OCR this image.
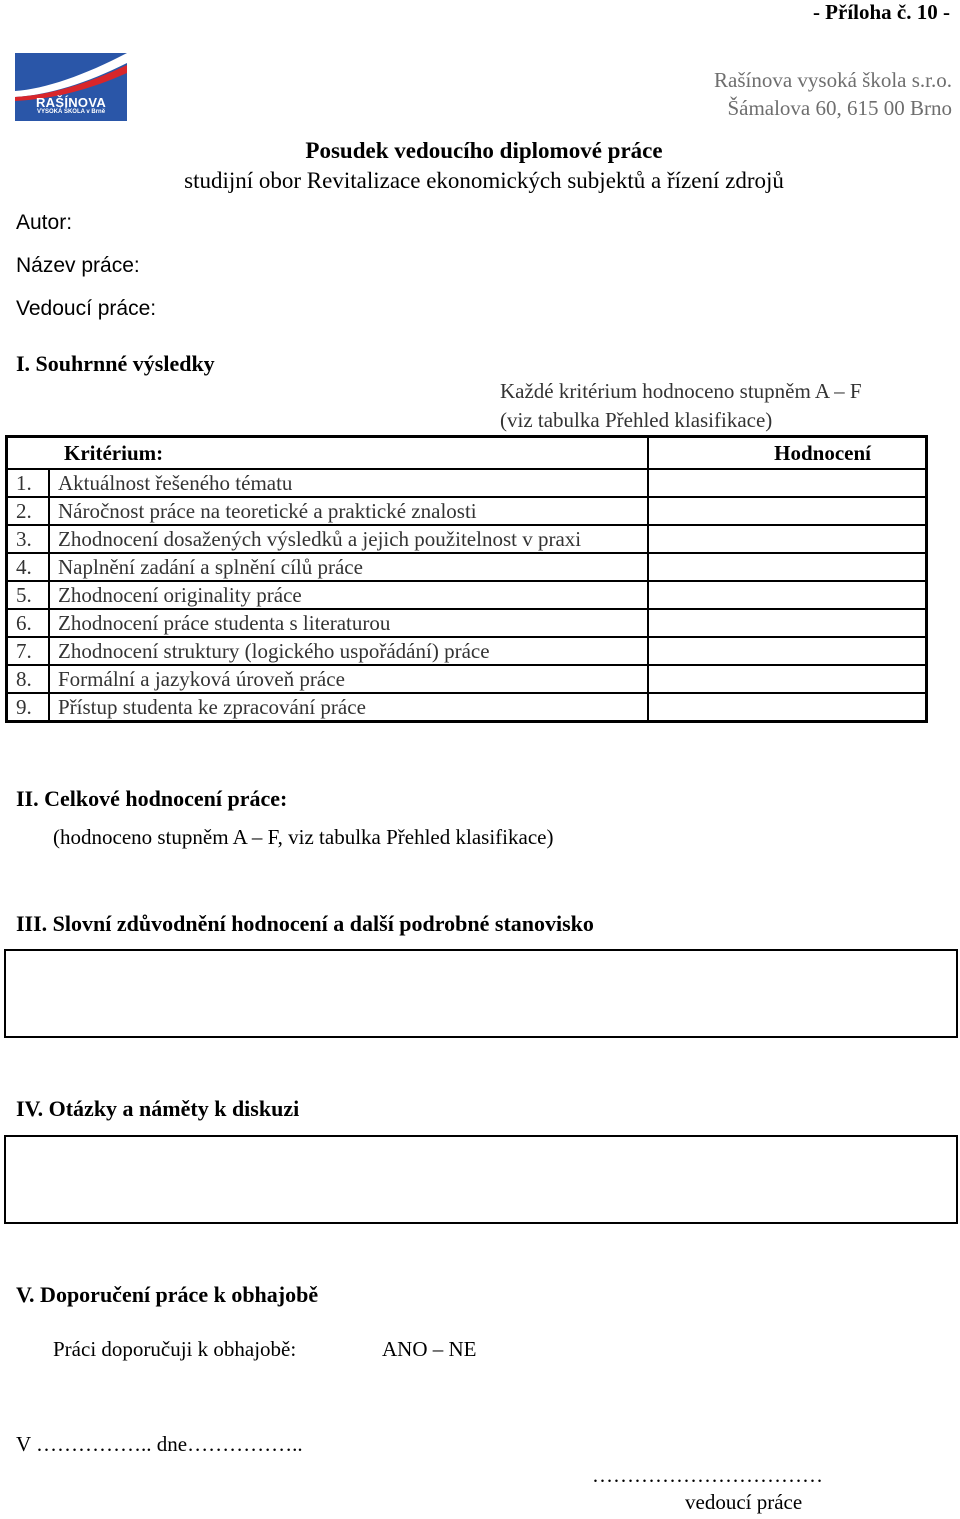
- Příloha č. 10 -
RAŠÍNOVA
VYSOKÁ ŠKOLA v Brně
Rašínova vysoká škola s.r.o.
Šámalova 60, 615 00 Brno
Posudek vedoucího diplomové práce
studijní obor Revitalizace ekonomických subjektů a řízení zdrojů
Autor:
Název práce:
Vedoucí práce:
I. Souhrnné výsledky
Každé kritérium hodnoceno stupněm A – F
(viz tabulka Přehled klasifikace)
Kritérium:		Hodnocení
1.	Aktuálnost řešeného tématu	
2.	Náročnost práce na teoretické a praktické znalosti	
3.	Zhodnocení dosažených výsledků a jejich použitelnost v praxi	
4.	Naplnění zadání a splnění cílů práce	
5.	Zhodnocení originality práce	
6.	Zhodnocení práce studenta s literaturou	
7.	Zhodnocení struktury (logického uspořádání) práce	
8.	Formální a jazyková úroveň práce	
9.	Přístup studenta ke zpracování práce	
II. Celkové hodnocení práce:
(hodnoceno stupněm A – F, viz tabulka Přehled klasifikace)
III. Slovní zdůvodnění hodnocení a další podrobné stanovisko
IV. Otázky a náměty k diskuzi
V. Doporučení práce k obhajobě
Práci doporučuji k obhajobě:	ANO – NE
V …………….. dne……………..
……………………………
vedoucí práce
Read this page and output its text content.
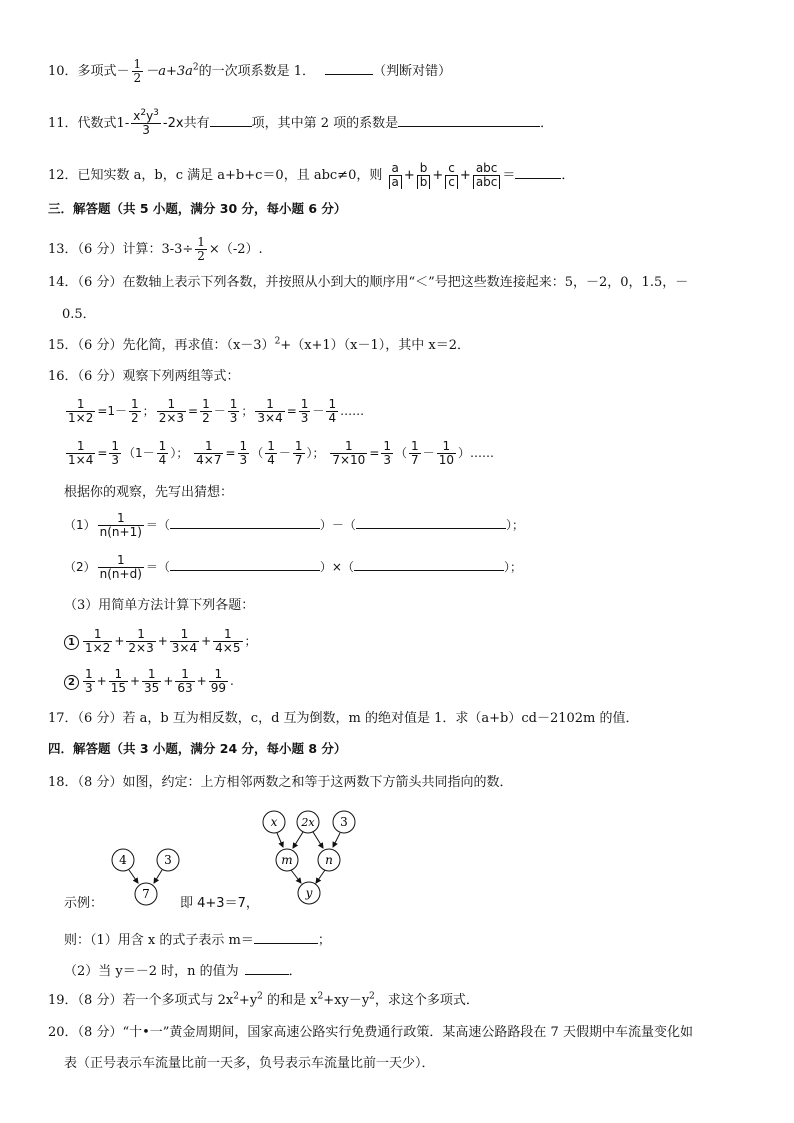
10．多项式－ $\frac{1}{2} -a+3a^2$的一次项系数是 1．	（判断对错）
11．代数式$1- \frac{x^2y^3}{3} -2x$共有	项，其中第 2 项的系数是	．
12．已知实数 a，b，c 满足 a+b+c＝0，且 abc≠0，则 $\frac{a}{a} + \frac{b}{b} + \frac{c}{c} + \frac{\text{abc}}{\text{abc}}$ ＝	．
三．解答题（共 5 小题，满分 30 分，每小题 6 分）
13．（6 分）计算：$3-3\div \frac{1}{2} \times(-2)$.
14．（6 分）在数轴上表示下列各数，并按照从小到大的顺序用“＜”号把这些数连接起来：5，－2，0，1.5，－
0.5．
15．（6 分）先化简，再求值：$(x-3)^2+(x+1)(x-1)$，其中 x＝2．
16．（6 分）观察下列两组等式：
$\frac{1}{1\times 2} =1- \frac{1}{2}$ ； $\frac{1}{2\times 3} = \frac{1}{2} - \frac{1}{3}$ ； $\frac{1}{3\times 4} = \frac{1}{3} - \frac{1}{4}$ ……
$\frac{1}{1\times 4} = \frac{1}{3} (1- \frac{1}{4}$ ）； $\frac{1}{4\times 7} = \frac{1}{3}$ （ $\frac{1}{4} - \frac{1}{7}$ ）； $\frac{1}{7\times 10} = \frac{1}{3}$ （ $\frac{1}{7} - \frac{1}{10}$ ）……
根据你的观察，先写出猜想：
$(1) \frac{1}{n(n+1)}$ ＝（	）－（	）；
$(2) \frac{1}{n(n+d)}$ ＝（	）×（	）；
（3）用简单方法计算下列各题：
$1 \frac{1}{1\times 2} + \frac{1}{2\times 3} + \frac{1}{3\times 4} + \frac{1}{4\times 5}$ ；
$2 \frac{1}{3} + \frac{1}{15} + \frac{1}{35} + \frac{1}{63} + \frac{1}{99}$ .
17．（6 分）若 a，b 互为相反数，c，d 互为倒数，m 的绝对值是 1．求（a+b）cd－2102m 的值．
四．解答题（共 3 小题，满分 24 分，每小题 8 分）
18．（8 分）如图，约定：上方相邻两数之和等于这两数下方箭头共同指向的数．
4	3
7
示例：	即 4+3＝7，
x 2x 3
m	n
y
则：（1）用含 x 的式子表示 m＝	；
（2）当 y＝－2 时，n 的值为	．
19．（8 分）若一个多项式与 $2x^2+y^2$ 的和是 $x^2+xy-y^2$，求这个多项式．
20．（8 分）“十•一”黄金周期间，国家高速公路实行免费通行政策．某高速公路路段在 7 天假期中车流量变化如
表（正号表示车流量比前一天多，负号表示车流量比前一天少）．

§ **Task brief**
In the material above, find each line that contains the word "hodnoceno", and select it.

§ **Response for this exercise**
Každé kritérium hodnoceno stupněm A – F
(hodnoceno stupněm A – F, viz tabulka Přehled klasifikace)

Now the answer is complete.